[Layout annotation rows]
__________________________________________________

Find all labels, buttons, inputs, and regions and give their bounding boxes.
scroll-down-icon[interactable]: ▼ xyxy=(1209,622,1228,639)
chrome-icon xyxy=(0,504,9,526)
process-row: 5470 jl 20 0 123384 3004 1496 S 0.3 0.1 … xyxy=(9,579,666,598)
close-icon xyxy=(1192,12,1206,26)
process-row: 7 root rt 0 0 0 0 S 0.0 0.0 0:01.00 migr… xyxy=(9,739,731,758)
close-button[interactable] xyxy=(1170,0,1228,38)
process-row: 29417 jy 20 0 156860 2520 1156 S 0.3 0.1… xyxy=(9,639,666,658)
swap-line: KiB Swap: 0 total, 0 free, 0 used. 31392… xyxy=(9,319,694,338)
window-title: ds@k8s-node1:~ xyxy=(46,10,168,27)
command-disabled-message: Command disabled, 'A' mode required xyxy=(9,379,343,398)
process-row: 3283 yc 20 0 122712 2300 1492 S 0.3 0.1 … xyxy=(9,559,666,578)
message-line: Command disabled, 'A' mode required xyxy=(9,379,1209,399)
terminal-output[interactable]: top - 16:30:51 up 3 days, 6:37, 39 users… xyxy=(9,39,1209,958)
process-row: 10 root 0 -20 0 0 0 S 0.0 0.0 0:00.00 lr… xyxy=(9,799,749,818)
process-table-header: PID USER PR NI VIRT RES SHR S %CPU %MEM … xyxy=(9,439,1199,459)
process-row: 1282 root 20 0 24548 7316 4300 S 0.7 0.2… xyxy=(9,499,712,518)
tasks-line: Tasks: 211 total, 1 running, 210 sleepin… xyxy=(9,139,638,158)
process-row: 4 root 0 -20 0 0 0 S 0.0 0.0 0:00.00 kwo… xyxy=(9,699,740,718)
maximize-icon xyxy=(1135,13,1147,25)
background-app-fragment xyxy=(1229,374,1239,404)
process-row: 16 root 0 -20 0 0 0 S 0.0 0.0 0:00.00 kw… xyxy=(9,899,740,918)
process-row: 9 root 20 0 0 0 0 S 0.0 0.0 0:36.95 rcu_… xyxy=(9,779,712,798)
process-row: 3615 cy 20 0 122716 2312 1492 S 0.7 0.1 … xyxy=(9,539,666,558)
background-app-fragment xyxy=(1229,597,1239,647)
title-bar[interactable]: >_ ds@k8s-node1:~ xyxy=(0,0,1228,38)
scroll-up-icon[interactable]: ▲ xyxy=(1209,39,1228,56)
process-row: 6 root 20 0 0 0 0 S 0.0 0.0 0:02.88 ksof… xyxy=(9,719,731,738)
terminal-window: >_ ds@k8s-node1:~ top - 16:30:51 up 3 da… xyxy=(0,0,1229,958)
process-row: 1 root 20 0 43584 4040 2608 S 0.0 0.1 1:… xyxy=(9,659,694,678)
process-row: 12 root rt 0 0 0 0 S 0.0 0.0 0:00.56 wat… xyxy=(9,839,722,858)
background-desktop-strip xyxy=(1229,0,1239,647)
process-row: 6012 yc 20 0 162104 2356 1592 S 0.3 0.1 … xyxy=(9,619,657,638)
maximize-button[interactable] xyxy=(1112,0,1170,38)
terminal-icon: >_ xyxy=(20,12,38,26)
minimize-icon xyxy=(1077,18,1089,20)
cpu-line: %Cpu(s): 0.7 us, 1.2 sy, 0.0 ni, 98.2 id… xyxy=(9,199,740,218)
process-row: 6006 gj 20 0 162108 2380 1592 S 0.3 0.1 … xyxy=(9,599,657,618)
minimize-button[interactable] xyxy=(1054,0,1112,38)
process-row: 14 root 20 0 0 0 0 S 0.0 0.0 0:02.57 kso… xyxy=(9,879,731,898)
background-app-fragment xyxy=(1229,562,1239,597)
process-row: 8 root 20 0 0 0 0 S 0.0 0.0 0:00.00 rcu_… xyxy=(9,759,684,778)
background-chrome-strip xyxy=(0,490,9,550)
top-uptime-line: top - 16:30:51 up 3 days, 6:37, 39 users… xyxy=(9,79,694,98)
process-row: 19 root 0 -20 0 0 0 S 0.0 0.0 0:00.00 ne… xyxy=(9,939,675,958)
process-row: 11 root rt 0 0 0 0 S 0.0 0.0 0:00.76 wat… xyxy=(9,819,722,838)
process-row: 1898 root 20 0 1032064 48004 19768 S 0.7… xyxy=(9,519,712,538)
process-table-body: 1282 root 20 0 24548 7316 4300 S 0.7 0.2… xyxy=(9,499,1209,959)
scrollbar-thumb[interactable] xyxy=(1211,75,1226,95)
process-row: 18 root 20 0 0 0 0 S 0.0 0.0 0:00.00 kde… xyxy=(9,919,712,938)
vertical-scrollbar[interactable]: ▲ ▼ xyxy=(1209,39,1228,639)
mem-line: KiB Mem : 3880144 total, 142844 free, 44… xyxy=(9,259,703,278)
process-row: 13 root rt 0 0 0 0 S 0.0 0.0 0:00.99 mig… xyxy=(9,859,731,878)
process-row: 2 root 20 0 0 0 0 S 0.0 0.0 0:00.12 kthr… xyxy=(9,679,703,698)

__________________________________________________

▶ _Aim_
Rewrite the rows above, changing every "process-row" to "table-row" and keeping everything else the same.

▶ _Task solution_
Find all labels, buttons, inputs, and regions and give their bounding boxes.
scroll-down-icon[interactable]: ▼ xyxy=(1209,622,1228,639)
chrome-icon xyxy=(0,504,9,526)
table-row: 5470 jl 20 0 123384 3004 1496 S 0.3 0.1 … xyxy=(9,579,666,598)
close-icon xyxy=(1192,12,1206,26)
table-row: 7 root rt 0 0 0 0 S 0.0 0.0 0:01.00 migr… xyxy=(9,739,731,758)
close-button[interactable] xyxy=(1170,0,1228,38)
table-row: 29417 jy 20 0 156860 2520 1156 S 0.3 0.1… xyxy=(9,639,666,658)
swap-line: KiB Swap: 0 total, 0 free, 0 used. 31392… xyxy=(9,319,694,338)
window-title: ds@k8s-node1:~ xyxy=(46,10,168,27)
command-disabled-message: Command disabled, 'A' mode required xyxy=(9,379,343,398)
table-row: 3283 yc 20 0 122712 2300 1492 S 0.3 0.1 … xyxy=(9,559,666,578)
message-line: Command disabled, 'A' mode required xyxy=(9,379,1209,399)
terminal-output[interactable]: top - 16:30:51 up 3 days, 6:37, 39 users… xyxy=(9,39,1209,958)
table-row: 10 root 0 -20 0 0 0 S 0.0 0.0 0:00.00 lr… xyxy=(9,799,749,818)
process-table-header: PID USER PR NI VIRT RES SHR S %CPU %MEM … xyxy=(9,439,1199,459)
table-row: 1282 root 20 0 24548 7316 4300 S 0.7 0.2… xyxy=(9,499,712,518)
tasks-line: Tasks: 211 total, 1 running, 210 sleepin… xyxy=(9,139,638,158)
table-row: 4 root 0 -20 0 0 0 S 0.0 0.0 0:00.00 kwo… xyxy=(9,699,740,718)
maximize-icon xyxy=(1135,13,1147,25)
background-app-fragment xyxy=(1229,374,1239,404)
table-row: 16 root 0 -20 0 0 0 S 0.0 0.0 0:00.00 kw… xyxy=(9,899,740,918)
table-row: 9 root 20 0 0 0 0 S 0.0 0.0 0:36.95 rcu_… xyxy=(9,779,712,798)
table-row: 3615 cy 20 0 122716 2312 1492 S 0.7 0.1 … xyxy=(9,539,666,558)
background-app-fragment xyxy=(1229,597,1239,647)
title-bar[interactable]: >_ ds@k8s-node1:~ xyxy=(0,0,1228,38)
scroll-up-icon[interactable]: ▲ xyxy=(1209,39,1228,56)
table-row: 6 root 20 0 0 0 0 S 0.0 0.0 0:02.88 ksof… xyxy=(9,719,731,738)
terminal-window: >_ ds@k8s-node1:~ top - 16:30:51 up 3 da… xyxy=(0,0,1229,958)
table-row: 1 root 20 0 43584 4040 2608 S 0.0 0.1 1:… xyxy=(9,659,694,678)
table-row: 12 root rt 0 0 0 0 S 0.0 0.0 0:00.56 wat… xyxy=(9,839,722,858)
background-desktop-strip xyxy=(1229,0,1239,647)
table-row: 6012 yc 20 0 162104 2356 1592 S 0.3 0.1 … xyxy=(9,619,657,638)
maximize-button[interactable] xyxy=(1112,0,1170,38)
terminal-icon: >_ xyxy=(20,12,38,26)
minimize-icon xyxy=(1077,18,1089,20)
cpu-line: %Cpu(s): 0.7 us, 1.2 sy, 0.0 ni, 98.2 id… xyxy=(9,199,740,218)
table-row: 6006 gj 20 0 162108 2380 1592 S 0.3 0.1 … xyxy=(9,599,657,618)
minimize-button[interactable] xyxy=(1054,0,1112,38)
table-row: 14 root 20 0 0 0 0 S 0.0 0.0 0:02.57 kso… xyxy=(9,879,731,898)
background-app-fragment xyxy=(1229,562,1239,597)
table-row: 8 root 20 0 0 0 0 S 0.0 0.0 0:00.00 rcu_… xyxy=(9,759,684,778)
background-chrome-strip xyxy=(0,490,9,550)
top-uptime-line: top - 16:30:51 up 3 days, 6:37, 39 users… xyxy=(9,79,694,98)
table-row: 19 root 0 -20 0 0 0 S 0.0 0.0 0:00.00 ne… xyxy=(9,939,675,958)
table-row: 11 root rt 0 0 0 0 S 0.0 0.0 0:00.76 wat… xyxy=(9,819,722,838)
table-row: 1898 root 20 0 1032064 48004 19768 S 0.7… xyxy=(9,519,712,538)
process-table-body: 1282 root 20 0 24548 7316 4300 S 0.7 0.2… xyxy=(9,499,1209,959)
scrollbar-thumb[interactable] xyxy=(1211,75,1226,95)
table-row: 18 root 20 0 0 0 0 S 0.0 0.0 0:00.00 kde… xyxy=(9,919,712,938)
vertical-scrollbar[interactable]: ▲ ▼ xyxy=(1209,39,1228,639)
mem-line: KiB Mem : 3880144 total, 142844 free, 44… xyxy=(9,259,703,278)
table-row: 13 root rt 0 0 0 0 S 0.0 0.0 0:00.99 mig… xyxy=(9,859,731,878)
table-row: 2 root 20 0 0 0 0 S 0.0 0.0 0:00.12 kthr… xyxy=(9,679,703,698)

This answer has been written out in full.